### [Raw data]
________________
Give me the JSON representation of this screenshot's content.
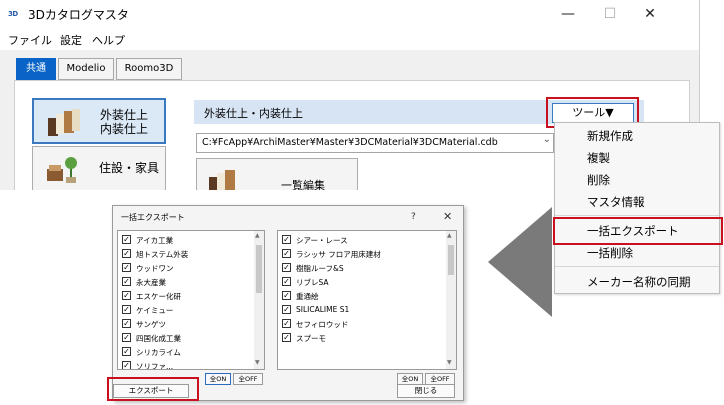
{
  "window": {
    "title": "3Dカタログマスタ",
    "app_icon_text": "3D",
    "controls": [
      "—",
      "☐",
      "✕"
    ]
  },
  "menu": [
    "ファイル",
    "設定",
    "ヘルプ"
  ],
  "tabs": [
    {
      "label": "共通",
      "active": true
    },
    {
      "label": "Modelio",
      "active": false
    },
    {
      "label": "Roomo3D",
      "active": false
    }
  ],
  "categories": [
    {
      "label_line1": "外装仕上",
      "label_line2": "内装仕上",
      "selected": true
    },
    {
      "label_line1": "住設・家具",
      "label_line2": "",
      "selected": false
    }
  ],
  "section": {
    "title": "外装仕上・内装仕上",
    "tool_button": "ツール▼",
    "path_value": "C:¥FcApp¥ArchiMaster¥Master¥3DCMaterial¥3DCMaterial.cdb",
    "bulk_edit_label": "一覧編集"
  },
  "tool_menu": {
    "items": [
      "新規作成",
      "複製",
      "削除",
      "マスタ情報",
      "一括エクスポート",
      "一括削除",
      "メーカー名称の同期"
    ],
    "highlighted": "一括エクスポート"
  },
  "dialog": {
    "title": "一括エクスポート",
    "help": "?",
    "close": "✕",
    "left_list": [
      "アイカ工業",
      "旭トステム外装",
      "ウッドワン",
      "永大産業",
      "エスケー化研",
      "ケイミュー",
      "サンゲツ",
      "四国化成工業",
      "シリカライム",
      "ソリファ..."
    ],
    "right_list": [
      "シアー・レース",
      "ラシッサ フロア用床建材",
      "樹脂ルーフ&S",
      "リブレSA",
      "重通絵",
      "SILICALIME S1",
      "セフィロウッド",
      "スプーモ"
    ],
    "all_on": "全ON",
    "all_off": "全OFF",
    "export_button": "エクスポート",
    "close_button": "閉じる"
  },
  "colors": {
    "accent": "#0a64c8",
    "highlight_red": "#c8101e",
    "arrow": "#7a7a7a"
  }
}
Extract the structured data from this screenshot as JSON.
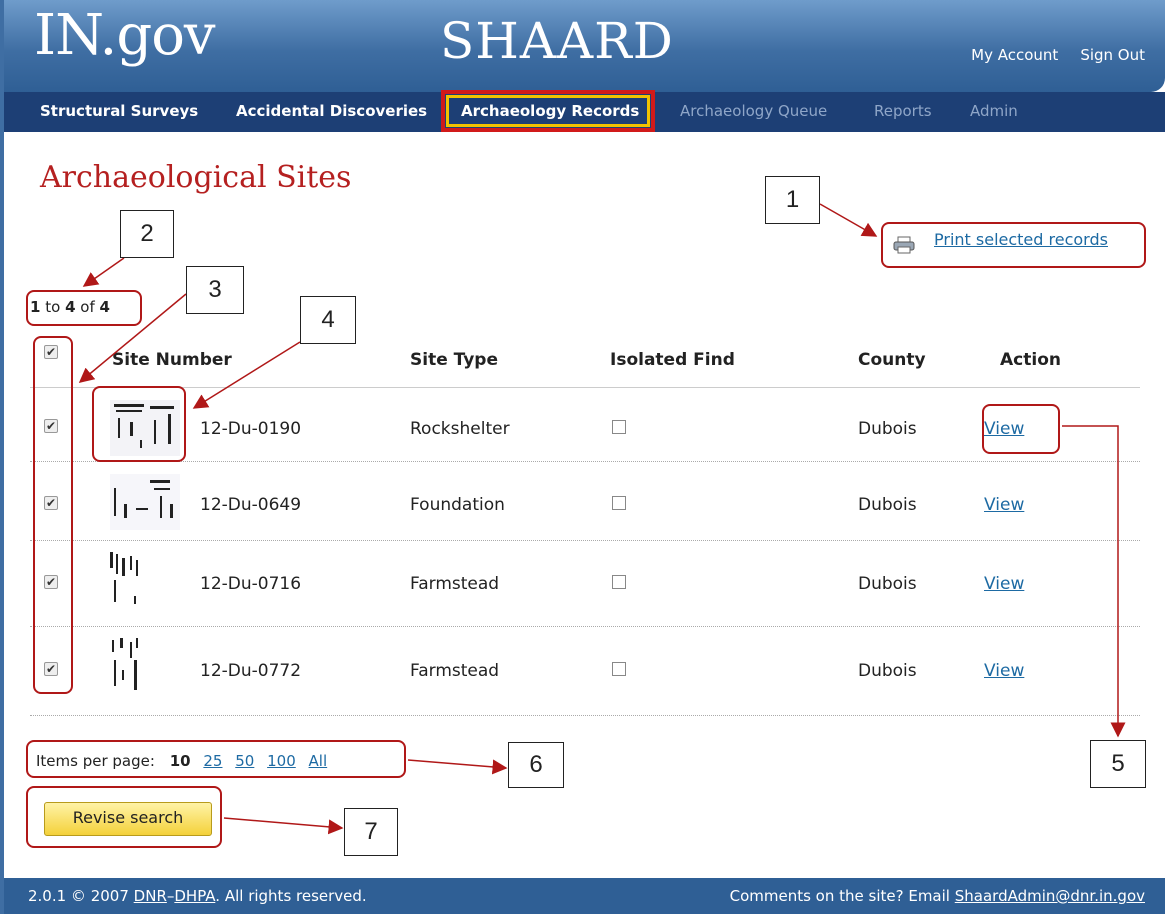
{
  "header": {
    "logo": "IN.gov",
    "app_title": "SHAARD",
    "my_account": "My Account",
    "sign_out": "Sign Out"
  },
  "nav": [
    "Structural Surveys",
    "Accidental Discoveries",
    "Archaeology Records",
    "Archaeology Queue",
    "Reports",
    "Admin"
  ],
  "page_title": "Archaeological Sites",
  "print_label": "Print selected records",
  "count": {
    "from": "1",
    "to_word": "to",
    "to": "4",
    "of_word": "of",
    "total": "4"
  },
  "table": {
    "headers": [
      "Site Number",
      "Site Type",
      "Isolated Find",
      "County",
      "Action"
    ],
    "rows": [
      {
        "site_number": "12-Du-0190",
        "site_type": "Rockshelter",
        "county": "Dubois",
        "action": "View"
      },
      {
        "site_number": "12-Du-0649",
        "site_type": "Foundation",
        "county": "Dubois",
        "action": "View"
      },
      {
        "site_number": "12-Du-0716",
        "site_type": "Farmstead",
        "county": "Dubois",
        "action": "View"
      },
      {
        "site_number": "12-Du-0772",
        "site_type": "Farmstead",
        "county": "Dubois",
        "action": "View"
      }
    ]
  },
  "items_per_page": {
    "label": "Items per page:",
    "current": "10",
    "options": [
      "25",
      "50",
      "100",
      "All"
    ]
  },
  "revise_search": "Revise search",
  "footer": {
    "version": "2.0.1 © 2007",
    "dnr": "DNR",
    "dash": "–",
    "dhpa": "DHPA",
    "rights": ". All rights reserved.",
    "comments": "Comments on the site? Email",
    "email": "ShaardAdmin@dnr.in.gov"
  },
  "callouts": [
    "1",
    "2",
    "3",
    "4",
    "5",
    "6",
    "7"
  ],
  "colors": {
    "header_blue": "#3f6ea3",
    "nav_blue": "#1d3f75",
    "title_red": "#b52020",
    "callout_red": "#b01818",
    "link_blue": "#1d6aa3"
  }
}
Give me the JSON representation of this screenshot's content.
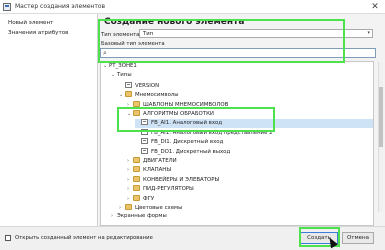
{
  "window": {
    "title": "Мастер создания элементов",
    "close_glyph": "✕"
  },
  "nav": {
    "items": [
      "Новый элемент",
      "Значения атрибутов"
    ]
  },
  "form": {
    "heading": "Создание нового элемента",
    "type_label": "Тип элемента",
    "type_value": "Тип",
    "base_type_label": "Базовый тип элемента",
    "search_placeholder": ""
  },
  "tree": {
    "rows": [
      {
        "label": "РТ_ЗОНЕ1",
        "indent": 0,
        "expanded": true,
        "icon": "none"
      },
      {
        "label": "Типы",
        "indent": 1,
        "expanded": true,
        "icon": "none"
      },
      {
        "label": "VERSION",
        "indent": 2,
        "expanded": null,
        "icon": "file-icon"
      },
      {
        "label": "Мнемосимволы",
        "indent": 2,
        "expanded": true,
        "icon": "folder-icon"
      },
      {
        "label": "ШАБЛОНЫ МНЕМОСИМВОЛОВ",
        "indent": 3,
        "expanded": false,
        "icon": "folder-icon"
      },
      {
        "label": "АЛГОРИТМЫ ОБРАБОТКИ",
        "indent": 3,
        "expanded": true,
        "icon": "folder-icon"
      },
      {
        "label": "FB_AI1. Аналоговый вход",
        "indent": 4,
        "expanded": null,
        "icon": "file-icon",
        "selected": true
      },
      {
        "label": "FB_AI1. Аналоговый вход представление 2",
        "indent": 4,
        "expanded": null,
        "icon": "file-icon"
      },
      {
        "label": "FB_DI1. Дискретный вход",
        "indent": 4,
        "expanded": null,
        "icon": "file-icon"
      },
      {
        "label": "FB_DO1. Дискретный выход",
        "indent": 4,
        "expanded": null,
        "icon": "file-icon"
      },
      {
        "label": "ДВИГАТЕЛИ",
        "indent": 3,
        "expanded": false,
        "icon": "folder-icon"
      },
      {
        "label": "КЛАПАНЫ",
        "indent": 3,
        "expanded": false,
        "icon": "folder-icon"
      },
      {
        "label": "КОНВЕЙЕРЫ И ЭЛЕВАТОРЫ",
        "indent": 3,
        "expanded": false,
        "icon": "folder-icon"
      },
      {
        "label": "ПИД-РЕГУЛЯТОРЫ",
        "indent": 3,
        "expanded": false,
        "icon": "folder-icon"
      },
      {
        "label": "ФГУ",
        "indent": 3,
        "expanded": false,
        "icon": "folder-icon"
      },
      {
        "label": "Цветовые схемы",
        "indent": 2,
        "expanded": false,
        "icon": "folder-icon"
      },
      {
        "label": "Экранные формы",
        "indent": 1,
        "expanded": false,
        "icon": "none"
      }
    ]
  },
  "footer": {
    "checkbox_label": "Открыть созданный элемент на редактирование",
    "checkbox_checked": false,
    "create_label": "Создать",
    "cancel_label": "Отмена"
  },
  "colors": {
    "highlight": "#4de24d",
    "selection": "#cfe3f7",
    "folder": "#e9c46a"
  }
}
________________
### [Task brief]
Quote the full listing above word for word; exclude every picture from the copy.

### [Solution to the problem]
Give me the JSON representation of this screenshot's content.
{
  "window": {
    "title": "3Dカタログマスタ",
    "app_icon_text": "3D",
    "controls": [
      "—",
      "☐",
      "✕"
    ]
  },
  "menu": [
    "ファイル",
    "設定",
    "ヘルプ"
  ],
  "tabs": [
    {
      "label": "共通",
      "active": true
    },
    {
      "label": "Modelio",
      "active": false
    },
    {
      "label": "Roomo3D",
      "active": false
    }
  ],
  "categories": [
    {
      "label_line1": "外装仕上",
      "label_line2": "内装仕上",
      "selected": true
    },
    {
      "label_line1": "住設・家具",
      "label_line2": "",
      "selected": false
    }
  ],
  "section": {
    "title": "外装仕上・内装仕上",
    "tool_button": "ツール▼",
    "path_value": "C:¥FcApp¥ArchiMaster¥Master¥3DCMaterial¥3DCMaterial.cdb",
    "bulk_edit_label": "一覧編集"
  },
  "tool_menu": {
    "items": [
      "新規作成",
      "複製",
      "削除",
      "マスタ情報",
      "一括エクスポート",
      "一括削除",
      "メーカー名称の同期"
    ],
    "highlighted": "一括エクスポート"
  },
  "dialog": {
    "title": "一括エクスポート",
    "help": "?",
    "close": "✕",
    "left_list": [
      "アイカ工業",
      "旭トステム外装",
      "ウッドワン",
      "永大産業",
      "エスケー化研",
      "ケイミュー",
      "サンゲツ",
      "四国化成工業",
      "シリカライム",
      "ソリファ..."
    ],
    "right_list": [
      "シアー・レース",
      "ラシッサ フロア用床建材",
      "樹脂ルーフ&S",
      "リブレSA",
      "重通絵",
      "SILICALIME S1",
      "セフィロウッド",
      "スプーモ"
    ],
    "all_on": "全ON",
    "all_off": "全OFF",
    "export_button": "エクスポート",
    "close_button": "閉じる"
  },
  "colors": {
    "accent": "#0a64c8",
    "highlight_red": "#c8101e",
    "arrow": "#7a7a7a"
  }
}
Extract the structured data from this screenshot as JSON.
{
  "header": {
    "logo": "IN.gov",
    "app_title": "SHAARD",
    "my_account": "My Account",
    "sign_out": "Sign Out"
  },
  "nav": [
    "Structural Surveys",
    "Accidental Discoveries",
    "Archaeology Records",
    "Archaeology Queue",
    "Reports",
    "Admin"
  ],
  "page_title": "Archaeological Sites",
  "print_label": "Print selected records",
  "count": {
    "from": "1",
    "to_word": "to",
    "to": "4",
    "of_word": "of",
    "total": "4"
  },
  "table": {
    "headers": [
      "Site Number",
      "Site Type",
      "Isolated Find",
      "County",
      "Action"
    ],
    "rows": [
      {
        "site_number": "12-Du-0190",
        "site_type": "Rockshelter",
        "county": "Dubois",
        "action": "View"
      },
      {
        "site_number": "12-Du-0649",
        "site_type": "Foundation",
        "county": "Dubois",
        "action": "View"
      },
      {
        "site_number": "12-Du-0716",
        "site_type": "Farmstead",
        "county": "Dubois",
        "action": "View"
      },
      {
        "site_number": "12-Du-0772",
        "site_type": "Farmstead",
        "county": "Dubois",
        "action": "View"
      }
    ]
  },
  "items_per_page": {
    "label": "Items per page:",
    "current": "10",
    "options": [
      "25",
      "50",
      "100",
      "All"
    ]
  },
  "revise_search": "Revise search",
  "footer": {
    "version": "2.0.1 © 2007",
    "dnr": "DNR",
    "dash": "–",
    "dhpa": "DHPA",
    "rights": ". All rights reserved.",
    "comments": "Comments on the site? Email",
    "email": "ShaardAdmin@dnr.in.gov"
  },
  "callouts": [
    "1",
    "2",
    "3",
    "4",
    "5",
    "6",
    "7"
  ],
  "colors": {
    "header_blue": "#3f6ea3",
    "nav_blue": "#1d3f75",
    "title_red": "#b52020",
    "callout_red": "#b01818",
    "link_blue": "#1d6aa3"
  }
}
Give me the JSON representation of this screenshot's content.
{
  "window": {
    "title": "Мастер создания элементов",
    "close_glyph": "✕"
  },
  "nav": {
    "items": [
      "Новый элемент",
      "Значения атрибутов"
    ]
  },
  "form": {
    "heading": "Создание нового элемента",
    "type_label": "Тип элемента",
    "type_value": "Тип",
    "base_type_label": "Базовый тип элемента",
    "search_placeholder": ""
  },
  "tree": {
    "rows": [
      {
        "label": "РТ_ЗОНЕ1",
        "indent": 0,
        "expanded": true,
        "icon": "none"
      },
      {
        "label": "Типы",
        "indent": 1,
        "expanded": true,
        "icon": "none"
      },
      {
        "label": "VERSION",
        "indent": 2,
        "expanded": null,
        "icon": "file-icon"
      },
      {
        "label": "Мнемосимволы",
        "indent": 2,
        "expanded": true,
        "icon": "folder-icon"
      },
      {
        "label": "ШАБЛОНЫ МНЕМОСИМВОЛОВ",
        "indent": 3,
        "expanded": false,
        "icon": "folder-icon"
      },
      {
        "label": "АЛГОРИТМЫ ОБРАБОТКИ",
        "indent": 3,
        "expanded": true,
        "icon": "folder-icon"
      },
      {
        "label": "FB_AI1. Аналоговый вход",
        "indent": 4,
        "expanded": null,
        "icon": "file-icon",
        "selected": true
      },
      {
        "label": "FB_AI1. Аналоговый вход представление 2",
        "indent": 4,
        "expanded": null,
        "icon": "file-icon"
      },
      {
        "label": "FB_DI1. Дискретный вход",
        "indent": 4,
        "expanded": null,
        "icon": "file-icon"
      },
      {
        "label": "FB_DO1. Дискретный выход",
        "indent": 4,
        "expanded": null,
        "icon": "file-icon"
      },
      {
        "label": "ДВИГАТЕЛИ",
        "indent": 3,
        "expanded": false,
        "icon": "folder-icon"
      },
      {
        "label": "КЛАПАНЫ",
        "indent": 3,
        "expanded": false,
        "icon": "folder-icon"
      },
      {
        "label": "КОНВЕЙЕРЫ И ЭЛЕВАТОРЫ",
        "indent": 3,
        "expanded": false,
        "icon": "folder-icon"
      },
      {
        "label": "ПИД-РЕГУЛЯТОРЫ",
        "indent": 3,
        "expanded": false,
        "icon": "folder-icon"
      },
      {
        "label": "ФГУ",
        "indent": 3,
        "expanded": false,
        "icon": "folder-icon"
      },
      {
        "label": "Цветовые схемы",
        "indent": 2,
        "expanded": false,
        "icon": "folder-icon"
      },
      {
        "label": "Экранные формы",
        "indent": 1,
        "expanded": false,
        "icon": "none"
      }
    ]
  },
  "footer": {
    "checkbox_label": "Открыть созданный элемент на редактирование",
    "checkbox_checked": false,
    "create_label": "Создать",
    "cancel_label": "Отмена"
  },
  "colors": {
    "highlight": "#4de24d",
    "selection": "#cfe3f7",
    "folder": "#e9c46a"
  }
}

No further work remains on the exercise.